(Figure contents as structured data)
- - - -

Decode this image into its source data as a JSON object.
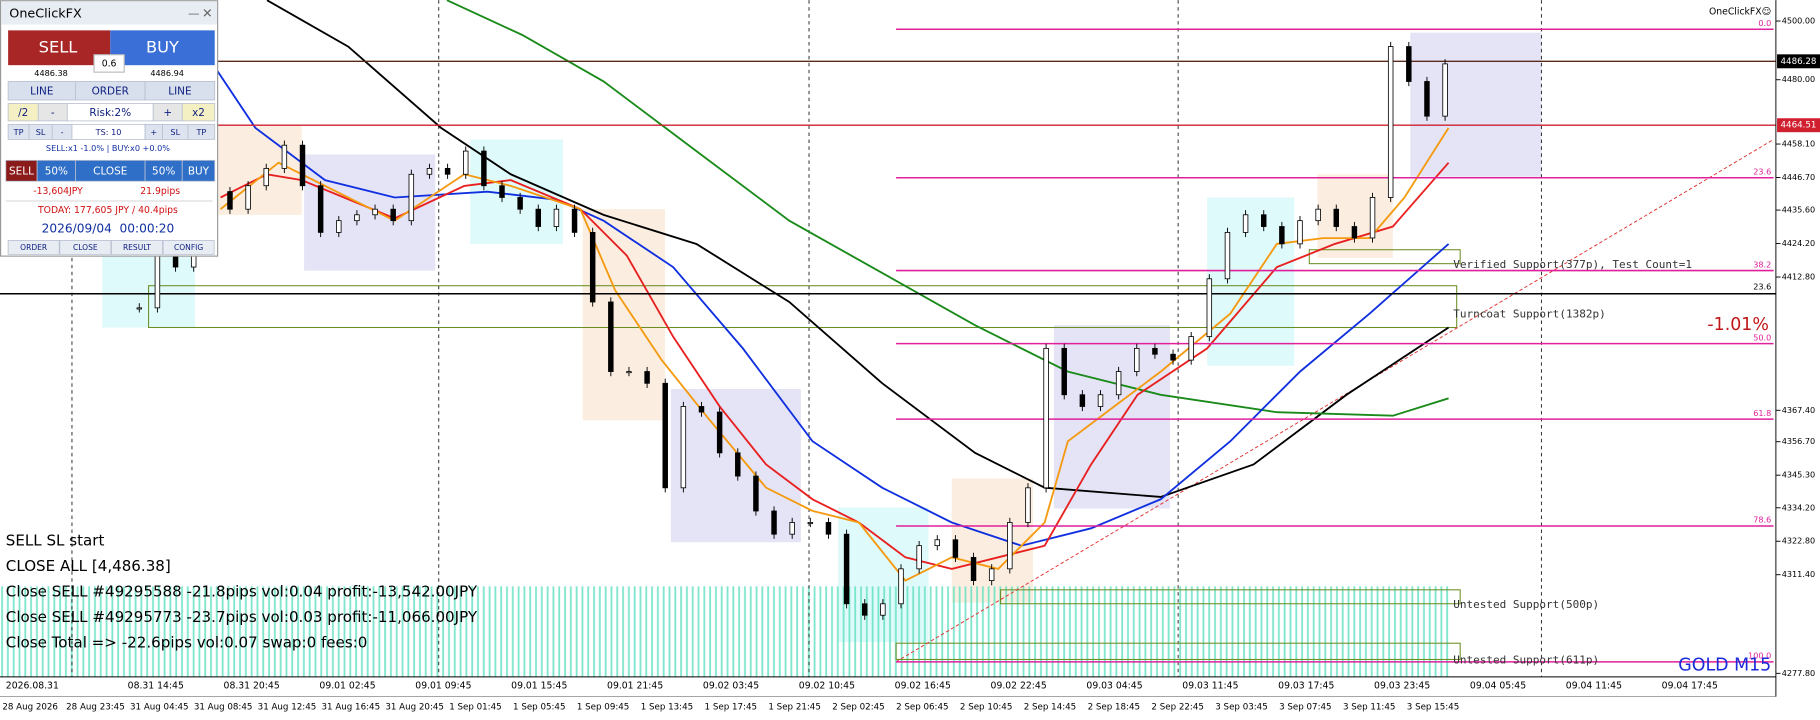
{
  "chart": {
    "symbol": "GOLD M15",
    "brand": "OneClickFX☺",
    "change": "-1.01%",
    "ylim": [
      4276.6,
      4507.1
    ],
    "yticks": [
      {
        "value": 4500,
        "label": "4500.00"
      },
      {
        "value": 4480,
        "label": "4480.00"
      },
      {
        "value": 4458.1,
        "label": "4458.10"
      },
      {
        "value": 4446.7,
        "label": "4446.70"
      },
      {
        "value": 4435.6,
        "label": "4435.60"
      },
      {
        "value": 4424.2,
        "label": "4424.20"
      },
      {
        "value": 4412.8,
        "label": "4412.80"
      },
      {
        "value": 4367.4,
        "label": "4367.40"
      },
      {
        "value": 4356.7,
        "label": "4356.70"
      },
      {
        "value": 4345.3,
        "label": "4345.30"
      },
      {
        "value": 4334.2,
        "label": "4334.20"
      },
      {
        "value": 4322.8,
        "label": "4322.80"
      },
      {
        "value": 4311.4,
        "label": "4311.40"
      },
      {
        "value": 4277.8,
        "label": "4277.80"
      }
    ],
    "price_lines": [
      {
        "value": 4486.28,
        "label": "4486.28",
        "color": "#5a2a1a",
        "box": "#000000"
      },
      {
        "value": 4464.51,
        "label": "4464.51",
        "color": "#d02030",
        "box": "#d02030"
      }
    ],
    "hline": {
      "value": 4407.1,
      "label": "23.6",
      "color": "#000000"
    },
    "fib": [
      {
        "label": "0.0",
        "value": 4497.2
      },
      {
        "label": "23.6",
        "value": 4446.6
      },
      {
        "label": "38.2",
        "value": 4415.0
      },
      {
        "label": "50.0",
        "value": 4390.1
      },
      {
        "label": "61.8",
        "value": 4364.4
      },
      {
        "label": "78.6",
        "value": 4328.0
      },
      {
        "label": "100.0",
        "value": 4281.7
      }
    ],
    "fib_color": "#e0209a",
    "supports": [
      "Verified Support(377p), Test Count=1",
      "Turncoat Support(1382p)",
      "Untested Support(500p)",
      "Untested Support(611p)"
    ],
    "closes": [
      4402.3,
      4422.1,
      4416.2,
      4439.9,
      4441.9,
      4435.9,
      4443.9,
      4449.8,
      4457.7,
      4443.9,
      4428.0,
      4432.0,
      4434.0,
      4435.9,
      4432.0,
      4447.8,
      4449.8,
      4447.8,
      4455.7,
      4443.9,
      4439.9,
      4435.9,
      4430.0,
      4435.9,
      4428.0,
      4404.3,
      4380.6,
      4380.6,
      4376.6,
      4341.0,
      4368.7,
      4366.8,
      4352.9,
      4345.0,
      4333.1,
      4325.2,
      4329.2,
      4329.2,
      4325.2,
      4301.5,
      4297.6,
      4301.5,
      4313.4,
      4321.3,
      4323.3,
      4317.3,
      4309.4,
      4313.4,
      4329.2,
      4341.0,
      4388.5,
      4372.7,
      4368.7,
      4372.7,
      4380.6,
      4388.5,
      4386.5,
      4384.5,
      4392.5,
      4412.2,
      4428.0,
      4434.0,
      4430.0,
      4424.1,
      4432.0,
      4435.9,
      4430.0,
      4426.1,
      4439.9,
      4491.3,
      4479.4,
      4467.6,
      4485.4
    ],
    "time_server": [
      "2026.08.31",
      "08.31 14:45",
      "08.31 20:45",
      "09.01 02:45",
      "09.01 09:45",
      "09.01 15:45",
      "09.01 21:45",
      "09.02 03:45",
      "09.02 10:45",
      "09.02 16:45",
      "09.02 22:45",
      "09.03 04:45",
      "09.03 11:45",
      "09.03 17:45",
      "09.03 23:45",
      "09.04 05:45",
      "09.04 11:45",
      "09.04 17:45"
    ],
    "time_local": [
      "28 Aug 2026",
      "28 Aug 23:45",
      "31 Aug 04:45",
      "31 Aug 08:45",
      "31 Aug 12:45",
      "31 Aug 16:45",
      "31 Aug 20:45",
      "1 Sep 01:45",
      "1 Sep 05:45",
      "1 Sep 09:45",
      "1 Sep 13:45",
      "1 Sep 17:45",
      "1 Sep 21:45",
      "2 Sep 02:45",
      "2 Sep 06:45",
      "2 Sep 10:45",
      "2 Sep 14:45",
      "2 Sep 18:45",
      "2 Sep 22:45",
      "3 Sep 03:45",
      "3 Sep 07:45",
      "3 Sep 11:45",
      "3 Sep 15:45"
    ]
  },
  "log": [
    "SELL SL start",
    "CLOSE ALL [4,486.38]",
    "Close SELL #49295588 -21.8pips vol:0.04 profit:-13,542.00JPY",
    "Close SELL #49295773 -23.7pips vol:0.03 profit:-11,066.00JPY",
    "Close Total => -22.6pips vol:0.07 swap:0 fees:0"
  ],
  "panel": {
    "title": "OneClickFX",
    "sell": "SELL",
    "buy": "BUY",
    "lot": "0.6",
    "bid": "4486.38",
    "ask": "4486.94",
    "row1": [
      "LINE",
      "ORDER",
      "LINE"
    ],
    "row2": [
      "/2",
      "-",
      "Risk:2%",
      "+",
      "x2"
    ],
    "row3": [
      "TP",
      "SL",
      "-",
      "TS: 10",
      "+",
      "SL",
      "TP"
    ],
    "status": "SELL:x1 -1.0% | BUY:x0 +0.0%",
    "row4": [
      "SELL",
      "50%",
      "CLOSE",
      "50%",
      "BUY"
    ],
    "pl": "-13,604JPY",
    "pips": "21.9pips",
    "today": "TODAY: 177,605 JPY / 40.4pips",
    "clock": "2026/09/04  00:00:20",
    "tabs": [
      "ORDER",
      "CLOSE",
      "RESULT",
      "CONFIG"
    ]
  }
}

- - - -

Each line of the data is to be duplicated exactly; pictures stay out of the copy.

- **Answer to the exercise**:
Decode this image into its source data as a JSON object.
{
  "chart": {
    "symbol": "GOLD M15",
    "brand": "OneClickFX☺",
    "change": "-1.01%",
    "ylim": [
      4276.6,
      4507.1
    ],
    "yticks": [
      {
        "value": 4500,
        "label": "4500.00"
      },
      {
        "value": 4480,
        "label": "4480.00"
      },
      {
        "value": 4458.1,
        "label": "4458.10"
      },
      {
        "value": 4446.7,
        "label": "4446.70"
      },
      {
        "value": 4435.6,
        "label": "4435.60"
      },
      {
        "value": 4424.2,
        "label": "4424.20"
      },
      {
        "value": 4412.8,
        "label": "4412.80"
      },
      {
        "value": 4367.4,
        "label": "4367.40"
      },
      {
        "value": 4356.7,
        "label": "4356.70"
      },
      {
        "value": 4345.3,
        "label": "4345.30"
      },
      {
        "value": 4334.2,
        "label": "4334.20"
      },
      {
        "value": 4322.8,
        "label": "4322.80"
      },
      {
        "value": 4311.4,
        "label": "4311.40"
      },
      {
        "value": 4277.8,
        "label": "4277.80"
      }
    ],
    "price_lines": [
      {
        "value": 4486.28,
        "label": "4486.28",
        "color": "#5a2a1a",
        "box": "#000000"
      },
      {
        "value": 4464.51,
        "label": "4464.51",
        "color": "#d02030",
        "box": "#d02030"
      }
    ],
    "hline": {
      "value": 4407.1,
      "label": "23.6",
      "color": "#000000"
    },
    "fib": [
      {
        "label": "0.0",
        "value": 4497.2
      },
      {
        "label": "23.6",
        "value": 4446.6
      },
      {
        "label": "38.2",
        "value": 4415.0
      },
      {
        "label": "50.0",
        "value": 4390.1
      },
      {
        "label": "61.8",
        "value": 4364.4
      },
      {
        "label": "78.6",
        "value": 4328.0
      },
      {
        "label": "100.0",
        "value": 4281.7
      }
    ],
    "fib_color": "#e0209a",
    "supports": [
      "Verified Support(377p), Test Count=1",
      "Turncoat Support(1382p)",
      "Untested Support(500p)",
      "Untested Support(611p)"
    ],
    "closes": [
      4402.3,
      4422.1,
      4416.2,
      4439.9,
      4441.9,
      4435.9,
      4443.9,
      4449.8,
      4457.7,
      4443.9,
      4428.0,
      4432.0,
      4434.0,
      4435.9,
      4432.0,
      4447.8,
      4449.8,
      4447.8,
      4455.7,
      4443.9,
      4439.9,
      4435.9,
      4430.0,
      4435.9,
      4428.0,
      4404.3,
      4380.6,
      4380.6,
      4376.6,
      4341.0,
      4368.7,
      4366.8,
      4352.9,
      4345.0,
      4333.1,
      4325.2,
      4329.2,
      4329.2,
      4325.2,
      4301.5,
      4297.6,
      4301.5,
      4313.4,
      4321.3,
      4323.3,
      4317.3,
      4309.4,
      4313.4,
      4329.2,
      4341.0,
      4388.5,
      4372.7,
      4368.7,
      4372.7,
      4380.6,
      4388.5,
      4386.5,
      4384.5,
      4392.5,
      4412.2,
      4428.0,
      4434.0,
      4430.0,
      4424.1,
      4432.0,
      4435.9,
      4430.0,
      4426.1,
      4439.9,
      4491.3,
      4479.4,
      4467.6,
      4485.4
    ],
    "time_server": [
      "2026.08.31",
      "08.31 14:45",
      "08.31 20:45",
      "09.01 02:45",
      "09.01 09:45",
      "09.01 15:45",
      "09.01 21:45",
      "09.02 03:45",
      "09.02 10:45",
      "09.02 16:45",
      "09.02 22:45",
      "09.03 04:45",
      "09.03 11:45",
      "09.03 17:45",
      "09.03 23:45",
      "09.04 05:45",
      "09.04 11:45",
      "09.04 17:45"
    ],
    "time_local": [
      "28 Aug 2026",
      "28 Aug 23:45",
      "31 Aug 04:45",
      "31 Aug 08:45",
      "31 Aug 12:45",
      "31 Aug 16:45",
      "31 Aug 20:45",
      "1 Sep 01:45",
      "1 Sep 05:45",
      "1 Sep 09:45",
      "1 Sep 13:45",
      "1 Sep 17:45",
      "1 Sep 21:45",
      "2 Sep 02:45",
      "2 Sep 06:45",
      "2 Sep 10:45",
      "2 Sep 14:45",
      "2 Sep 18:45",
      "2 Sep 22:45",
      "3 Sep 03:45",
      "3 Sep 07:45",
      "3 Sep 11:45",
      "3 Sep 15:45"
    ]
  },
  "log": [
    "SELL SL start",
    "CLOSE ALL [4,486.38]",
    "Close SELL #49295588 -21.8pips vol:0.04 profit:-13,542.00JPY",
    "Close SELL #49295773 -23.7pips vol:0.03 profit:-11,066.00JPY",
    "Close Total => -22.6pips vol:0.07 swap:0 fees:0"
  ],
  "panel": {
    "title": "OneClickFX",
    "sell": "SELL",
    "buy": "BUY",
    "lot": "0.6",
    "bid": "4486.38",
    "ask": "4486.94",
    "row1": [
      "LINE",
      "ORDER",
      "LINE"
    ],
    "row2": [
      "/2",
      "-",
      "Risk:2%",
      "+",
      "x2"
    ],
    "row3": [
      "TP",
      "SL",
      "-",
      "TS: 10",
      "+",
      "SL",
      "TP"
    ],
    "status": "SELL:x1 -1.0% | BUY:x0 +0.0%",
    "row4": [
      "SELL",
      "50%",
      "CLOSE",
      "50%",
      "BUY"
    ],
    "pl": "-13,604JPY",
    "pips": "21.9pips",
    "today": "TODAY: 177,605 JPY / 40.4pips",
    "clock": "2026/09/04  00:00:20",
    "tabs": [
      "ORDER",
      "CLOSE",
      "RESULT",
      "CONFIG"
    ]
  }
}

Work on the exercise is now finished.